_Request_: From the entries below, work out the number of lines that hold the word "提示采用", and give that number alone.
** START **
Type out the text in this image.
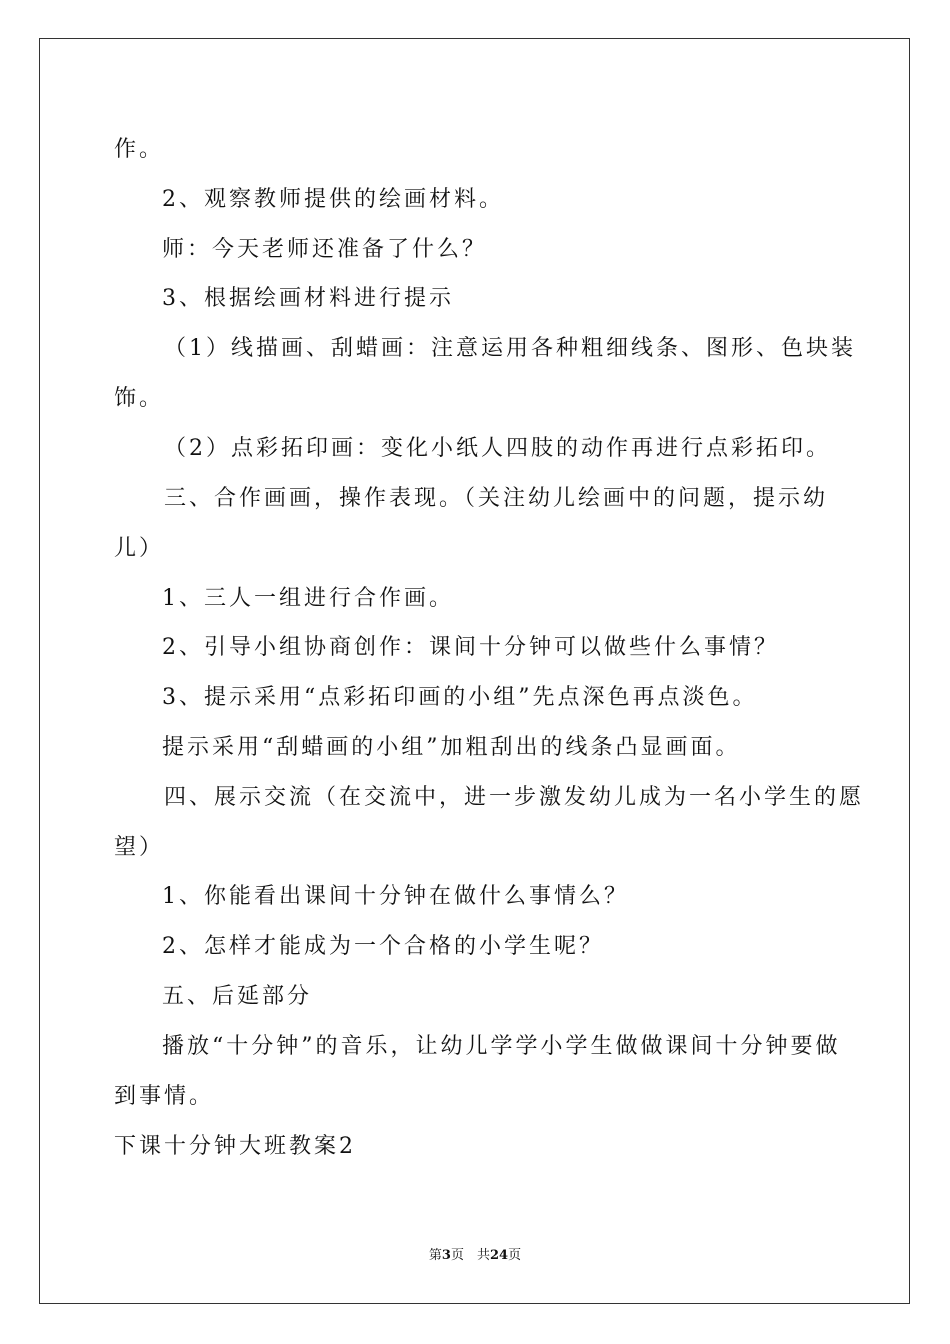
作。
2、观察教师提供的绘画材料。
师：今天老师还准备了什么？
3、根据绘画材料进行提示
（1）线描画、刮蜡画：注意运用各种粗细线条、图形、色块装
饰。
（2）点彩拓印画：变化小纸人四肢的动作再进行点彩拓印。
三、合作画画，操作表现。（关注幼儿绘画中的问题，提示幼
儿）
1、三人一组进行合作画。
2、引导小组协商创作：课间十分钟可以做些什么事情？
3、提示采用“点彩拓印画的小组”先点深色再点淡色。
提示采用“刮蜡画的小组”加粗刮出的线条凸显画面。
四、展示交流（在交流中，进一步激发幼儿成为一名小学生的愿
望）
1、你能看出课间十分钟在做什么事情么？
2、怎样才能成为一个合格的小学生呢？
五、后延部分
播放“十分钟”的音乐，让幼儿学学小学生做做课间十分钟要做
到事情。
下课十分钟大班教案2
第3页　共24页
** END **
_Completed exercise_: 2